Items listed in a dataset:
☆ ☆ ☆ ☆ ☆
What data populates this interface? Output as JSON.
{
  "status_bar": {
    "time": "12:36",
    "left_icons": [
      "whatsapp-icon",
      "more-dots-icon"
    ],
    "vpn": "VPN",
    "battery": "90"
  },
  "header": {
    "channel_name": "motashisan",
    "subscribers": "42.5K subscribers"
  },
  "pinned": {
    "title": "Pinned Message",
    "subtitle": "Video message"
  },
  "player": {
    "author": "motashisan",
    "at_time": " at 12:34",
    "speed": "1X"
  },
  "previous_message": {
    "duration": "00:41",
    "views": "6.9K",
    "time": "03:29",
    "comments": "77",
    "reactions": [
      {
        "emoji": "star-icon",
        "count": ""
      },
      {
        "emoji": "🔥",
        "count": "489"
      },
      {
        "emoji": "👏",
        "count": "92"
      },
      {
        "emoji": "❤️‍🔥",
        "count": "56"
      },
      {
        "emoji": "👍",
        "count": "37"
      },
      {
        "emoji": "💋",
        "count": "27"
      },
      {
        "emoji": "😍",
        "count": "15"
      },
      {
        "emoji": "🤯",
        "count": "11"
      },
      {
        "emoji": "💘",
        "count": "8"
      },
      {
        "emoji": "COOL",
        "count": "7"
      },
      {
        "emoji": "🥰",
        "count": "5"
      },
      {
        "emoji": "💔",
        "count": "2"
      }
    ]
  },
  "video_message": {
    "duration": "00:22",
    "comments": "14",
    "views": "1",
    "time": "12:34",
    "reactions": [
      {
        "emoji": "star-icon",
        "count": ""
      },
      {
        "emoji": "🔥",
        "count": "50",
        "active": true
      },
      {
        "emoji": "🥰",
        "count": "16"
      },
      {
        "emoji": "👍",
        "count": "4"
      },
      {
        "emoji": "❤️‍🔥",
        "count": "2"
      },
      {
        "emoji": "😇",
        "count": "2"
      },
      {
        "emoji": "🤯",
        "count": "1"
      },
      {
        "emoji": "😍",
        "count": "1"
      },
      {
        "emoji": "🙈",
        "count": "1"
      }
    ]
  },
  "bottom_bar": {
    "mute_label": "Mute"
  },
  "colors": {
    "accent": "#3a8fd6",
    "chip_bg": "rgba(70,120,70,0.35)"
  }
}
☆ ☆ ☆ ☆ ☆
> _INSTRUCTIONS TO FOLLOW_: Write out the entries above word for word.

> _PROBLEM SOLUTION_:
What data populates this interface? Output as JSON.
{
  "status_bar": {
    "time": "12:36",
    "left_icons": [
      "whatsapp-icon",
      "more-dots-icon"
    ],
    "vpn": "VPN",
    "battery": "90"
  },
  "header": {
    "channel_name": "motashisan",
    "subscribers": "42.5K subscribers"
  },
  "pinned": {
    "title": "Pinned Message",
    "subtitle": "Video message"
  },
  "player": {
    "author": "motashisan",
    "at_time": " at 12:34",
    "speed": "1X"
  },
  "previous_message": {
    "duration": "00:41",
    "views": "6.9K",
    "time": "03:29",
    "comments": "77",
    "reactions": [
      {
        "emoji": "star-icon",
        "count": ""
      },
      {
        "emoji": "🔥",
        "count": "489"
      },
      {
        "emoji": "👏",
        "count": "92"
      },
      {
        "emoji": "❤️‍🔥",
        "count": "56"
      },
      {
        "emoji": "👍",
        "count": "37"
      },
      {
        "emoji": "💋",
        "count": "27"
      },
      {
        "emoji": "😍",
        "count": "15"
      },
      {
        "emoji": "🤯",
        "count": "11"
      },
      {
        "emoji": "💘",
        "count": "8"
      },
      {
        "emoji": "COOL",
        "count": "7"
      },
      {
        "emoji": "🥰",
        "count": "5"
      },
      {
        "emoji": "💔",
        "count": "2"
      }
    ]
  },
  "video_message": {
    "duration": "00:22",
    "comments": "14",
    "views": "1",
    "time": "12:34",
    "reactions": [
      {
        "emoji": "star-icon",
        "count": ""
      },
      {
        "emoji": "🔥",
        "count": "50",
        "active": true
      },
      {
        "emoji": "🥰",
        "count": "16"
      },
      {
        "emoji": "👍",
        "count": "4"
      },
      {
        "emoji": "❤️‍🔥",
        "count": "2"
      },
      {
        "emoji": "😇",
        "count": "2"
      },
      {
        "emoji": "🤯",
        "count": "1"
      },
      {
        "emoji": "😍",
        "count": "1"
      },
      {
        "emoji": "🙈",
        "count": "1"
      }
    ]
  },
  "bottom_bar": {
    "mute_label": "Mute"
  },
  "colors": {
    "accent": "#3a8fd6",
    "chip_bg": "rgba(70,120,70,0.35)"
  }
}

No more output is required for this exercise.